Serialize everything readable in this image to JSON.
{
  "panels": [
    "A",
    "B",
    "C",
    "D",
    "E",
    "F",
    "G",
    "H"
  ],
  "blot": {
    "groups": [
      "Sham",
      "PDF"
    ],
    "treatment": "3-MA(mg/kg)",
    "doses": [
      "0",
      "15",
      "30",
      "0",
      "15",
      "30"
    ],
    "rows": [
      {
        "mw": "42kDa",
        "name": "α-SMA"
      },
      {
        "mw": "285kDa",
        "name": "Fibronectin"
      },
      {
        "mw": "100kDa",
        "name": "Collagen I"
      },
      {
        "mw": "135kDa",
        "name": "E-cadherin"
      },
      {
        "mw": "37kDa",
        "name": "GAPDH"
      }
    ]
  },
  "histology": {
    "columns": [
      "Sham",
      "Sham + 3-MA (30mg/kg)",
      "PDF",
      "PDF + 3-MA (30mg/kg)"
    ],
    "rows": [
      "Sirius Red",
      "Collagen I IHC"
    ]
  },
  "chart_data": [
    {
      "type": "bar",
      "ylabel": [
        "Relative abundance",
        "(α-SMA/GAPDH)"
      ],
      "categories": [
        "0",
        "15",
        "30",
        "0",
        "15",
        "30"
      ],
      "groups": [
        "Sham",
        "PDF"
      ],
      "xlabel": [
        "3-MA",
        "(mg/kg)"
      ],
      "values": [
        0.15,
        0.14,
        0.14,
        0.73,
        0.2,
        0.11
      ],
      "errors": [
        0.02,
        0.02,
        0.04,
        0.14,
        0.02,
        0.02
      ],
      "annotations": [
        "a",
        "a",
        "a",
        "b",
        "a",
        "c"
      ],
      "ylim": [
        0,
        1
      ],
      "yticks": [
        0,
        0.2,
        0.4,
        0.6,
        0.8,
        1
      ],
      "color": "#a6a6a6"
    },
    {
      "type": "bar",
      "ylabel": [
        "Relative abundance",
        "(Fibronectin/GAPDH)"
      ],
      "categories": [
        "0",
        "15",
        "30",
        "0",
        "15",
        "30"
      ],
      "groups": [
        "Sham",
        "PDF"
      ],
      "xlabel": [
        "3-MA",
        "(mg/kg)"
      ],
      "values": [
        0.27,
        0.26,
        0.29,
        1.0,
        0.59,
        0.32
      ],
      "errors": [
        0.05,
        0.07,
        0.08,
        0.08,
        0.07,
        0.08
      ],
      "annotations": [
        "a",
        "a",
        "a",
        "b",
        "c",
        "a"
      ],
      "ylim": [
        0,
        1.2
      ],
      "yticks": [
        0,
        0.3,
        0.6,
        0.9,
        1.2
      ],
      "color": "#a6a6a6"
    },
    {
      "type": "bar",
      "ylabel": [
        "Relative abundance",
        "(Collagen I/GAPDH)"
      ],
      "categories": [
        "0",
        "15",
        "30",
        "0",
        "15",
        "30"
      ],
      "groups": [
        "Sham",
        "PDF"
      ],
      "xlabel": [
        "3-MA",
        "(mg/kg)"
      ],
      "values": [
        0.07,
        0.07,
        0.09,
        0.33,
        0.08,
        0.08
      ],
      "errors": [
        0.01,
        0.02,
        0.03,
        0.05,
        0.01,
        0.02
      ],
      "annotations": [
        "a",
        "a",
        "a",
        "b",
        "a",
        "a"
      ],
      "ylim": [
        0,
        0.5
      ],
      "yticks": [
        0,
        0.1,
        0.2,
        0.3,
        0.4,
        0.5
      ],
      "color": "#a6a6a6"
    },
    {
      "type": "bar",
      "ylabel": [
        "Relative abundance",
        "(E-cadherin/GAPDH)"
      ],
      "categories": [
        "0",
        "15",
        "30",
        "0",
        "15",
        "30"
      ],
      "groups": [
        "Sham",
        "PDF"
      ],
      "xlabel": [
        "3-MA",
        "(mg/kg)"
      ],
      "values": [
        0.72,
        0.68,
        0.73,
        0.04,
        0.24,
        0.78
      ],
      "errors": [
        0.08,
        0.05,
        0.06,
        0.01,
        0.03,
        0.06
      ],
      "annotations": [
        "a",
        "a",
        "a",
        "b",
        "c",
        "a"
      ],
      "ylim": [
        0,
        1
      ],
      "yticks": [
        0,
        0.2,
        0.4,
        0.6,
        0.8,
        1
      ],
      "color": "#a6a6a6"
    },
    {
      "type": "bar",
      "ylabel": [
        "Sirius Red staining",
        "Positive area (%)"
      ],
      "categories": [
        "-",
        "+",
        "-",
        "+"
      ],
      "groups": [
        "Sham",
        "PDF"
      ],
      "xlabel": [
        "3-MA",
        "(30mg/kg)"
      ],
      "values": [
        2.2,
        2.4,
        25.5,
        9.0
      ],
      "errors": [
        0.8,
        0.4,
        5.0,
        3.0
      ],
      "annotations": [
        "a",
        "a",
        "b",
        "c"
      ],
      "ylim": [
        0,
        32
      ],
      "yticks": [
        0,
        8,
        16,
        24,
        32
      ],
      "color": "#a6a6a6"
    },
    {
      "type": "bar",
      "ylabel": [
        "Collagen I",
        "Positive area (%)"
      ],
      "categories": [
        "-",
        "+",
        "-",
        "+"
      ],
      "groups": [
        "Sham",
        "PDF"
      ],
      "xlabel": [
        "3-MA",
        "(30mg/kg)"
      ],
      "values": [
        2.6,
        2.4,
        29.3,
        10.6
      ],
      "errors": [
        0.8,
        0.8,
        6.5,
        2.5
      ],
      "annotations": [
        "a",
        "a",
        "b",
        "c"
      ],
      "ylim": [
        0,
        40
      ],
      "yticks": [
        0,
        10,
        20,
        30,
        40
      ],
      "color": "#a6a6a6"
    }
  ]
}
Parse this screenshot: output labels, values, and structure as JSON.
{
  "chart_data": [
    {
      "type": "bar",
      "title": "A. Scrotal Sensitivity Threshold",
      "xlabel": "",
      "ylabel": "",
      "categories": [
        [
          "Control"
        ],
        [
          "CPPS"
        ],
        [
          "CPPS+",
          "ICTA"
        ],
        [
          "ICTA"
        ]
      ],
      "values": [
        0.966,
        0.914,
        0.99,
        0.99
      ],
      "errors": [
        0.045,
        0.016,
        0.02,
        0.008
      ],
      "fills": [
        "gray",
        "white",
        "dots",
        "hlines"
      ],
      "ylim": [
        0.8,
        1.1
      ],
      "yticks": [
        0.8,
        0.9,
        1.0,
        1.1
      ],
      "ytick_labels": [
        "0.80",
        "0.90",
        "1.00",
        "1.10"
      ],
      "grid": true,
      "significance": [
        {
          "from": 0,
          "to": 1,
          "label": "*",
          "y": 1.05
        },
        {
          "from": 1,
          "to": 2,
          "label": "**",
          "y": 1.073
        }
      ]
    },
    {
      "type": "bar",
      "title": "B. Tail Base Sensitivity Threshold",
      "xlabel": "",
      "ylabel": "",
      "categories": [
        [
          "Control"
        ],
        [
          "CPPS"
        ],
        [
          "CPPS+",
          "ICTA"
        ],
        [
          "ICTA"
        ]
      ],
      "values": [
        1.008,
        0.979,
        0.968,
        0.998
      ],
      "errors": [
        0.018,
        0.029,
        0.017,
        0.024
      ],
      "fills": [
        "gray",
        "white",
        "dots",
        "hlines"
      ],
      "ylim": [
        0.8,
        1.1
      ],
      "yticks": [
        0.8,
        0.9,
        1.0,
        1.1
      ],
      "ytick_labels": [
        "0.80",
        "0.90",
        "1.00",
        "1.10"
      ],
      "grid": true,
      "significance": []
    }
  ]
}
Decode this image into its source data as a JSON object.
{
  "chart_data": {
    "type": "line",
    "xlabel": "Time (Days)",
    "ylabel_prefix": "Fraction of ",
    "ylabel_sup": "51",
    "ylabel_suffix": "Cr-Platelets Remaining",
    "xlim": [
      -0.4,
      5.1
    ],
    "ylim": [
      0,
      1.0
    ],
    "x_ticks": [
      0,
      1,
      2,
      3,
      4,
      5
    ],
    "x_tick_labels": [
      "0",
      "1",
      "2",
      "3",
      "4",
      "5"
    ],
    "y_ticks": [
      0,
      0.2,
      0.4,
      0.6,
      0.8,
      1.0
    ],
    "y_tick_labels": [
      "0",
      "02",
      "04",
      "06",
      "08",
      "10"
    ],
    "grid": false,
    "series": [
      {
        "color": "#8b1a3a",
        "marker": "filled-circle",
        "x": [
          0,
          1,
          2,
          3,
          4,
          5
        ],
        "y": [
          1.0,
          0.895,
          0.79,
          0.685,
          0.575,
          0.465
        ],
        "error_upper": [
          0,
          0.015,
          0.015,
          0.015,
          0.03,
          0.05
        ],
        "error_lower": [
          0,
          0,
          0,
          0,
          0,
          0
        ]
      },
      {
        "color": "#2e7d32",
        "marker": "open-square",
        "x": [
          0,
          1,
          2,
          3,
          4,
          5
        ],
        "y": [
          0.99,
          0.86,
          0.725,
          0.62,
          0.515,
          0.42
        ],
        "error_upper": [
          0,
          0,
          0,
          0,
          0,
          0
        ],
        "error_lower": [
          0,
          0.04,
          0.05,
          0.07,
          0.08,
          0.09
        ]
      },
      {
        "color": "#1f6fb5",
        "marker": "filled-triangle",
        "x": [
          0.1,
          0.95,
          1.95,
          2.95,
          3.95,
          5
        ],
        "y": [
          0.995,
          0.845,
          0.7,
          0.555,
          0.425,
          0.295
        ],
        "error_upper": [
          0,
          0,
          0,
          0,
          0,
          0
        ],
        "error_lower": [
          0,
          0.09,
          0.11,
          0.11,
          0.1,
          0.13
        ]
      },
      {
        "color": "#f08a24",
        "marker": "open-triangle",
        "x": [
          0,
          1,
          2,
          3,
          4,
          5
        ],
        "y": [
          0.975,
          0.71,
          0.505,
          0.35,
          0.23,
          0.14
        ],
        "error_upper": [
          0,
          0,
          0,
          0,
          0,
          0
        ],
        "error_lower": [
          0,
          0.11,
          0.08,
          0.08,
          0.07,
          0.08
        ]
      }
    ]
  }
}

____

▶ _Aim_
Give the number of lines containing the word "name". No other answer is needed.

▶ _Task result_
5